:: TASK PROMPT ::
Gather every line from the entries below that includes "Frontogenesis".

:: PROVIDED RECORDS ::
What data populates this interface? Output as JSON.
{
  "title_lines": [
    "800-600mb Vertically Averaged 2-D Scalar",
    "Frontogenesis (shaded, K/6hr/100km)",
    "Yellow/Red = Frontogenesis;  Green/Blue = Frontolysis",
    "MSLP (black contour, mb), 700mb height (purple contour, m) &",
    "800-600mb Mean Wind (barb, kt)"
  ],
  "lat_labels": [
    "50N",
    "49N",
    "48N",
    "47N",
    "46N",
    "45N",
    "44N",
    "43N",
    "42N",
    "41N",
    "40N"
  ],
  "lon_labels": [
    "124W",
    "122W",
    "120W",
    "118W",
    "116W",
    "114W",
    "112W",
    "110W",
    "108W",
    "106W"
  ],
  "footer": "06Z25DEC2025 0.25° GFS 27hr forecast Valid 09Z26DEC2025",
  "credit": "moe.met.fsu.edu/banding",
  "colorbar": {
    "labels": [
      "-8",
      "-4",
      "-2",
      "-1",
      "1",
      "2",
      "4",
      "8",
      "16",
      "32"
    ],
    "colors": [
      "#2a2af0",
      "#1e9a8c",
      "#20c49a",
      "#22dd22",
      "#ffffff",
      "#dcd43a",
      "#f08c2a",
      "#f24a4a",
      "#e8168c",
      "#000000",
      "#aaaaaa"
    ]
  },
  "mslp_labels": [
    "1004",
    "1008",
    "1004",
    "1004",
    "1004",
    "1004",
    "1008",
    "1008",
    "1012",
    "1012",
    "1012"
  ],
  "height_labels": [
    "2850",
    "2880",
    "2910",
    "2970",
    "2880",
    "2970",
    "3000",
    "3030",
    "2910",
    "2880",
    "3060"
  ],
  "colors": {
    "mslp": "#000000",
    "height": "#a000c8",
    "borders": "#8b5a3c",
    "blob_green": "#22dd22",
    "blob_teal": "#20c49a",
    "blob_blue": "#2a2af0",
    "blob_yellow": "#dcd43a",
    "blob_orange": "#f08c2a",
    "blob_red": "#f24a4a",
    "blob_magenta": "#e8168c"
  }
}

:: EXPECTED ANSWER ::
    "Frontogenesis (shaded, K/6hr/100km)",
    "Yellow/Red = Frontogenesis;  Green/Blue = Frontolysis",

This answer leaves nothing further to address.